WHAT IS ASKED
Copy every line of the data exactly, leaving nothing out.

>> BEGIN DATASET ENTRIES

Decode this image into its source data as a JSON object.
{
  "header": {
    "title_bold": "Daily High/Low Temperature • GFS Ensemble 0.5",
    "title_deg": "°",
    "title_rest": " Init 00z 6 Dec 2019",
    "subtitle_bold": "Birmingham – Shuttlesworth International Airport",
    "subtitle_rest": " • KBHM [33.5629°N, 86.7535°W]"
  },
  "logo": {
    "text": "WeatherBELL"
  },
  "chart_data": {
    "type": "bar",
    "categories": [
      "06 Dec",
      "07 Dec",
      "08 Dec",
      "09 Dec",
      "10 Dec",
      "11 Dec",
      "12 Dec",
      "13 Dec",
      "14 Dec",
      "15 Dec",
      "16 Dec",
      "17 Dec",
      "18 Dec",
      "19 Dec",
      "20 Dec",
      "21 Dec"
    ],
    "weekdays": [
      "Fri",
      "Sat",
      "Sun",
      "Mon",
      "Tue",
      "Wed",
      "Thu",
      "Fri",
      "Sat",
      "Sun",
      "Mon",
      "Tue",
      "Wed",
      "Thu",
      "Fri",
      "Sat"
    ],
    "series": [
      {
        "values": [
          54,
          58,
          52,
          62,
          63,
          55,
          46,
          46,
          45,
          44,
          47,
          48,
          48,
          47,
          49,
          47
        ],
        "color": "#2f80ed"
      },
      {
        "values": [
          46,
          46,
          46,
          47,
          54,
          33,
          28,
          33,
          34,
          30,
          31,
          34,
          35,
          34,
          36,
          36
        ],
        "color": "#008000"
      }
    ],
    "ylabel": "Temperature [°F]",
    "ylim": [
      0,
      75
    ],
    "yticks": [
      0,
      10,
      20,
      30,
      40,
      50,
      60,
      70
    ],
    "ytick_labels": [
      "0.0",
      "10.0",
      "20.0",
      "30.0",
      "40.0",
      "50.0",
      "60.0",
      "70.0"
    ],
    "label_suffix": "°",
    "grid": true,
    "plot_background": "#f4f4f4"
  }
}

>> END DATASET ENTRIES

SOLUTION
Decode this image into its source data as a JSON object.
{
  "header": {
    "title_bold": "Daily High/Low Temperature • GFS Ensemble 0.5",
    "title_deg": "°",
    "title_rest": " Init 00z 6 Dec 2019",
    "subtitle_bold": "Birmingham – Shuttlesworth International Airport",
    "subtitle_rest": " • KBHM [33.5629°N, 86.7535°W]"
  },
  "logo": {
    "text": "WeatherBELL"
  },
  "chart_data": {
    "type": "bar",
    "categories": [
      "06 Dec",
      "07 Dec",
      "08 Dec",
      "09 Dec",
      "10 Dec",
      "11 Dec",
      "12 Dec",
      "13 Dec",
      "14 Dec",
      "15 Dec",
      "16 Dec",
      "17 Dec",
      "18 Dec",
      "19 Dec",
      "20 Dec",
      "21 Dec"
    ],
    "weekdays": [
      "Fri",
      "Sat",
      "Sun",
      "Mon",
      "Tue",
      "Wed",
      "Thu",
      "Fri",
      "Sat",
      "Sun",
      "Mon",
      "Tue",
      "Wed",
      "Thu",
      "Fri",
      "Sat"
    ],
    "series": [
      {
        "values": [
          54,
          58,
          52,
          62,
          63,
          55,
          46,
          46,
          45,
          44,
          47,
          48,
          48,
          47,
          49,
          47
        ],
        "color": "#2f80ed"
      },
      {
        "values": [
          46,
          46,
          46,
          47,
          54,
          33,
          28,
          33,
          34,
          30,
          31,
          34,
          35,
          34,
          36,
          36
        ],
        "color": "#008000"
      }
    ],
    "ylabel": "Temperature [°F]",
    "ylim": [
      0,
      75
    ],
    "yticks": [
      0,
      10,
      20,
      30,
      40,
      50,
      60,
      70
    ],
    "ytick_labels": [
      "0.0",
      "10.0",
      "20.0",
      "30.0",
      "40.0",
      "50.0",
      "60.0",
      "70.0"
    ],
    "label_suffix": "°",
    "grid": true,
    "plot_background": "#f4f4f4"
  }
}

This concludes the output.